= Verilen metin =
════

Oslo'dan bugüne Ortadoğu
Abone olBarışın hiç gelemediği Ortadoğu'ya barış gelebilmesi için çabalar, esasında yıllar önceden başlamıştı, ama...
Rainer Sollich Oslo Anlaşması'nın imzalanmasına ABD Başkanı Bill
Clinton aracılık etmişti. Ortadoğu'da şiddet yine tırmanıyor. BM,
Rusya, AB ve ABD tarafından hazırlanan Ortadoğu Yol Haritası'nın
yaşama geçirilmesi zor görünüyor. Aslında Ortadoğu'da barış
sürecinin temelleri 1993 yılında imzalanan Oslo Barış Anlaşması'yla
atılmıştı. Şimdi bu anlaşma tarihe karışmak üzere. İki liderin,
İsrail Başbakanı Rabin ve Filistin lideri Arafat'ın tarihi el
sıkışmasının üzerinden 10 yıl geçti. Washington'da 13 Eylül 1993'te
imzalanan ilk Oslo Anlaşması Amerikan Başkanı Bill Clinton'un
himayesinde gerçekleşmiş, Rabin ve Arafat Eriha ve Gazze
Şeridi'ndeki Filistinliler için özerklik tanınması konusundaki
anlaşmanın altına imza koymuştu. İsrail Başbakanı İzak Rabin'in
"Siz Filistinliler'e karşı yeterince savaştık. Artık kan yeter,
artık gözyaşları yeter" sözleri hala akıllarda. Oslo Anlaşması'nın
ilk kademesi böylece umut yolunun başını belirlerken, iki yıl sonra
imzalanan Oslo II anlaşmasıyla İsrail'in kademeli olarak Batı
Şeria'dan çekilmesi öngörülüyor, bu kez umut filizleri yeşeriyordu.
Oslo II anlaşmasından kısa bir süre sonra, 4 Kasım 1994'te İsrail
Başbakanı İzak Rabin bir aşırı sağcı bir Yahudi'nin silahlı
saldırısı sonucu öldü. Yine de barış süreci bundan çok etkilenmedi,
ağır darbe yemedi. Ocak 1996'da Yaser Arafat Filistinli seçmenlerin
yüzde 90'ının oyuyla Filistin Başkanı seçilirken, İsrail'de de
Rabin'in halefi Şimon Peres seçimleri kaybederek, sert tavrıyla
tanınan Benyamin Netanhyahu'ya yer açtı. Arafat düşman ilan edildi
Yeni anlaşmalar, yeni kışkırtmalar ve yeni şiddetle geçen yıllardan
sonra 2001 yılı, Ariel Şaron'un İsrail Başbakanı seçilmesiyle
önemli bir dönemeci oluşturdu. Şaron seçildikten kısa bir süre
sonra Yaser Arafat'ı düşman ilan etti, 11 Eylül 2001
saldırılarından sonra yeni ABD Başkanı George Bush da Arafat'a
verdiği desteği geri çekti. Bu dönemde makamı İsrail askerlerince
kuşatılan Arafat ise bunun karşılığında Rabin'le üzerinde anlaşmaya
vardığı barış sürecinin yıkıldığını ve sona erdiğini açıkladı.

════

Oslo Anlaşması'ndan bu yana Ortadoğu barış sürecini anlatan metni, kaldığı yerden sürdürün. Veriler bu metinle ilgili değildir.

= Veriler =
════

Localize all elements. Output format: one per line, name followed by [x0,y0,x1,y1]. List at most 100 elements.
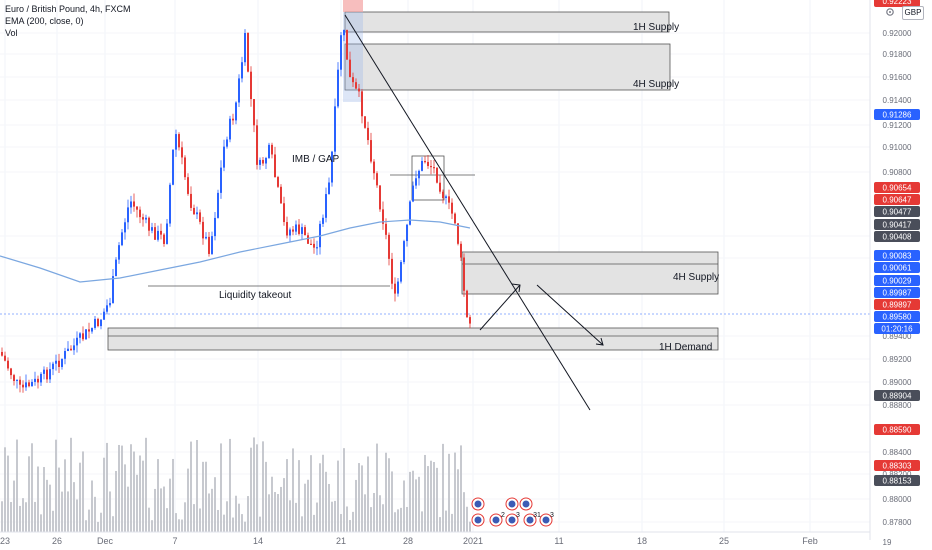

════

= Görevin yanıtı =
Amerika ve İsrail artık Arafat'sız bir barış yeğlediklerini
söylerken, aradıkları yeni muhatabı 29 Mart 2003'te başbakan
seçtiriyordu. Seçimlerden bir gün sonra, Rusya, Amerika, Avrupa
Birliği ve BM'den oluşan Ortadoğu Dörtlüsü yeni barış planını
ortaya koydu. Ortadoğu Yol Haritası'na uyulmadı Ancak radikal
Filistinli grupların ateşkese uymak istememesi ve uymaması, bu
planın da uygulamada yetersiz kaldığını gösterdi. Nitekim Hamas
liderlerinden Abdülaziz Rantisi'nin "Direnişimizi hedeflerimize
ulaşıncaya dek sürdüreceğiz, inanın bir karış Filistin toprağını
bile vermeyeceğiz" sözleri de bu tavrın altını çiziyordu. Şiddet
sarmalı son aylarda da yeniden birçok insanın canına mal oldu.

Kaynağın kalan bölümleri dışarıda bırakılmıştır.